* start *

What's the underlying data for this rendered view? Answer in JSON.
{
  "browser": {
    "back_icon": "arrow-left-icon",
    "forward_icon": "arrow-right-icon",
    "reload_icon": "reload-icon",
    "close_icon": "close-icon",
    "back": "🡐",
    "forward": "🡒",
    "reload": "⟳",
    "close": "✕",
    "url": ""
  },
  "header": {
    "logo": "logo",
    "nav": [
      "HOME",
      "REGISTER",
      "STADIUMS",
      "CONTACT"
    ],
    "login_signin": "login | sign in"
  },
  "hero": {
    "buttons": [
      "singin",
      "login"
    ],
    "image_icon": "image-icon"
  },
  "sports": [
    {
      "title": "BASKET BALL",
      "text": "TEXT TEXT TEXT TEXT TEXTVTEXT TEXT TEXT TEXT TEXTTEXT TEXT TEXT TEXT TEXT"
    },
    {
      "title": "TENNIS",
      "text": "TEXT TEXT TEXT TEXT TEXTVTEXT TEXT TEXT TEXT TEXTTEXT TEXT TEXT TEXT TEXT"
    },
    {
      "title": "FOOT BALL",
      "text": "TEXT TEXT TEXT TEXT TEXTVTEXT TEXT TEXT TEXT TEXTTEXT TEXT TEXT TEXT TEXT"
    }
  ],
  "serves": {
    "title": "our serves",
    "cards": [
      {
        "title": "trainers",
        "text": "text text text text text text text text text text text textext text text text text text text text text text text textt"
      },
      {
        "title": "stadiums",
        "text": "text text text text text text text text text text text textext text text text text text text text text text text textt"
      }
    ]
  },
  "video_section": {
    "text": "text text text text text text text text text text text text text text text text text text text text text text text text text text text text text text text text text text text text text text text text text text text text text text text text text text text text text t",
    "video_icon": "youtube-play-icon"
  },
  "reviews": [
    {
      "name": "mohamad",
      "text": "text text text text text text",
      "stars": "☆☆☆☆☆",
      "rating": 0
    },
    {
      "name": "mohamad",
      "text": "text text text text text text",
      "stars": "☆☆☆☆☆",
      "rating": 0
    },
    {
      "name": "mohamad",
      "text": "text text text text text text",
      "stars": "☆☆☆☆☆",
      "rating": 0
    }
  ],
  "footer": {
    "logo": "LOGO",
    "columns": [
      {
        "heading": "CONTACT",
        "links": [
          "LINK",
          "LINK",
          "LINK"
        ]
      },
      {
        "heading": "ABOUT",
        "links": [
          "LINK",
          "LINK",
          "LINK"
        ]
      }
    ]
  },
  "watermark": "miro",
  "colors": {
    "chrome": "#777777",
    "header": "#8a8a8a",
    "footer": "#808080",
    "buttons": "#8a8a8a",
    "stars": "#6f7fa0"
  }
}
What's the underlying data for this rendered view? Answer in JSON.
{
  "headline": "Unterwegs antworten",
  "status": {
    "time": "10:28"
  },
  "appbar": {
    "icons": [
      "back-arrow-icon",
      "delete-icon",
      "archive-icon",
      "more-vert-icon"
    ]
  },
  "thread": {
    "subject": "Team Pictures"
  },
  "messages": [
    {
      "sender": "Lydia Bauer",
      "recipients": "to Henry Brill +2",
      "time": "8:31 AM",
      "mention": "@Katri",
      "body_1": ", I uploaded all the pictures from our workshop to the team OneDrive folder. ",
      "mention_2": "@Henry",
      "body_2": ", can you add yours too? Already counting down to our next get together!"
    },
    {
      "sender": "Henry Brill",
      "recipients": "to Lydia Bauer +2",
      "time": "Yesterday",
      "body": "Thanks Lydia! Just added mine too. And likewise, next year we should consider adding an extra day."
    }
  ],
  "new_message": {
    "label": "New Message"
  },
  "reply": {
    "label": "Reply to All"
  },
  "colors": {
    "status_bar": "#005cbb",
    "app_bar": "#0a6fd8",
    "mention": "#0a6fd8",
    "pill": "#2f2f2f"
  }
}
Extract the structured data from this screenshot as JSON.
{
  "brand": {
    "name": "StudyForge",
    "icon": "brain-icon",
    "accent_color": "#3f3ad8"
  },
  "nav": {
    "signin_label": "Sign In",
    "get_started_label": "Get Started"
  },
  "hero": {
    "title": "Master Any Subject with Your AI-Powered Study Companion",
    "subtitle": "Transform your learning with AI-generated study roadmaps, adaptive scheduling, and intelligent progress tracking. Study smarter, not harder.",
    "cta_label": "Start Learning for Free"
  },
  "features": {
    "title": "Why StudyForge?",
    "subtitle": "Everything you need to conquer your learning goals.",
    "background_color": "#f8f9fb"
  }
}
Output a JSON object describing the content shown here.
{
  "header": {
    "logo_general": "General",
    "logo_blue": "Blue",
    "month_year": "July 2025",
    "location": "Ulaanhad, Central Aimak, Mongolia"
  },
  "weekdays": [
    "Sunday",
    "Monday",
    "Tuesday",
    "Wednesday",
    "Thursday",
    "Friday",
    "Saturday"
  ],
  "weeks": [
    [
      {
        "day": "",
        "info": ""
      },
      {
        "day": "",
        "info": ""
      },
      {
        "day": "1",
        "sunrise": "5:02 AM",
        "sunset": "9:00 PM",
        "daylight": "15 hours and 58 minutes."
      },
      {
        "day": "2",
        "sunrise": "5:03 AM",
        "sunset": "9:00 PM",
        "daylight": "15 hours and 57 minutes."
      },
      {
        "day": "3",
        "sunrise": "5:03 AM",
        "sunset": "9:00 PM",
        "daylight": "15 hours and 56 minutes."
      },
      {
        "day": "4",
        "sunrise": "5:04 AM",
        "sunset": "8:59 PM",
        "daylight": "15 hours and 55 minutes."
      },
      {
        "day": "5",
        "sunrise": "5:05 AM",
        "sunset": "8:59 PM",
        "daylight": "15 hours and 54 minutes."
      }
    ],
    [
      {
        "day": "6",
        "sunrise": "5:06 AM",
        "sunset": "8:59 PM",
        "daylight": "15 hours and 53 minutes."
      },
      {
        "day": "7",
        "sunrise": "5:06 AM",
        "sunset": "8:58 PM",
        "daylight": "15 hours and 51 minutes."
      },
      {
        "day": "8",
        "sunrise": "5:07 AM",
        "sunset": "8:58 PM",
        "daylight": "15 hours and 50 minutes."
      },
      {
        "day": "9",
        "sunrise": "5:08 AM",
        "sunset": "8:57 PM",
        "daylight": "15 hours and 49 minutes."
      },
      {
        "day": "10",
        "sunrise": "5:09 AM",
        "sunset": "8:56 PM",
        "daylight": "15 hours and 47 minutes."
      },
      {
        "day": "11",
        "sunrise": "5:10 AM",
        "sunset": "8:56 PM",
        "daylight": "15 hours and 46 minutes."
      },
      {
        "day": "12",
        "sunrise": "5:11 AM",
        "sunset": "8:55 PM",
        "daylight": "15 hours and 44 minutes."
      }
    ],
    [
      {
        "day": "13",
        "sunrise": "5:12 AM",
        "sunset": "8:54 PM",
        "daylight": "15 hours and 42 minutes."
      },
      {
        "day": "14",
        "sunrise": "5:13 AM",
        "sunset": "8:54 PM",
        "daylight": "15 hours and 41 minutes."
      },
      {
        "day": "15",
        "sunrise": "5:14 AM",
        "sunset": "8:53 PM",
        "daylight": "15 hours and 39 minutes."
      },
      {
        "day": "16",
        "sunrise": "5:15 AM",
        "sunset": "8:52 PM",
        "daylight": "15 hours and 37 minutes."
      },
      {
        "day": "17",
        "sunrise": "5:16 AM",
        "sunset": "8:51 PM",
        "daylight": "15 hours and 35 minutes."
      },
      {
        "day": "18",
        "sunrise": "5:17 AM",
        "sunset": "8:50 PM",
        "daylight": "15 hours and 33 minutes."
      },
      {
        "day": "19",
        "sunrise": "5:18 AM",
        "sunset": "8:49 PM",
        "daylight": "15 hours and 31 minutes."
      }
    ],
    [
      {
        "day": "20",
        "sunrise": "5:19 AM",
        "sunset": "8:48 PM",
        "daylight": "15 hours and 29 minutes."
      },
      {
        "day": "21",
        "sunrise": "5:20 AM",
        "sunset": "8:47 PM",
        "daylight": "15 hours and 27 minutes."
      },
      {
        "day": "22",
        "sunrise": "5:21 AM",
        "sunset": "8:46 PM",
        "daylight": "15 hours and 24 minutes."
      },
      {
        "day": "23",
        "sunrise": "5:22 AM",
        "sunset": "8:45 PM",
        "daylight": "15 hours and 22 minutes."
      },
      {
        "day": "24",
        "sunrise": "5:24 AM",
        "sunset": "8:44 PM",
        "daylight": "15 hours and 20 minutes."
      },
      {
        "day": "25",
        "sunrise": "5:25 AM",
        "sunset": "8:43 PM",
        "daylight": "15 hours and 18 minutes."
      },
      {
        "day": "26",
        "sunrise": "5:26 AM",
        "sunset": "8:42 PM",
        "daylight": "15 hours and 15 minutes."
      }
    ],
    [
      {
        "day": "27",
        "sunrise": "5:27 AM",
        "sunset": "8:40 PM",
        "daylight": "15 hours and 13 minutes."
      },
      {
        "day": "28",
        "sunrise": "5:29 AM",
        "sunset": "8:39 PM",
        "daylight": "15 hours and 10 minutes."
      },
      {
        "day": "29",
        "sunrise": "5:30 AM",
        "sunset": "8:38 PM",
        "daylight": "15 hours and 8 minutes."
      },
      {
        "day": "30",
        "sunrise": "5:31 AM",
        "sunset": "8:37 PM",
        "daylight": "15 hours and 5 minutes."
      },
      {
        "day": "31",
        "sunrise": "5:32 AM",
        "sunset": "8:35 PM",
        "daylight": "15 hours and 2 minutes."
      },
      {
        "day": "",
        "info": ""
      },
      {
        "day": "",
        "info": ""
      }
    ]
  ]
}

* end *

## [YOUR GOAL]
Extract all lines of the records above that include "arrow".

## [ANSWER FOR THE TASK]
    "back_icon": "arrow-left-icon",
    "forward_icon": "arrow-right-icon",
      "back-arrow-icon",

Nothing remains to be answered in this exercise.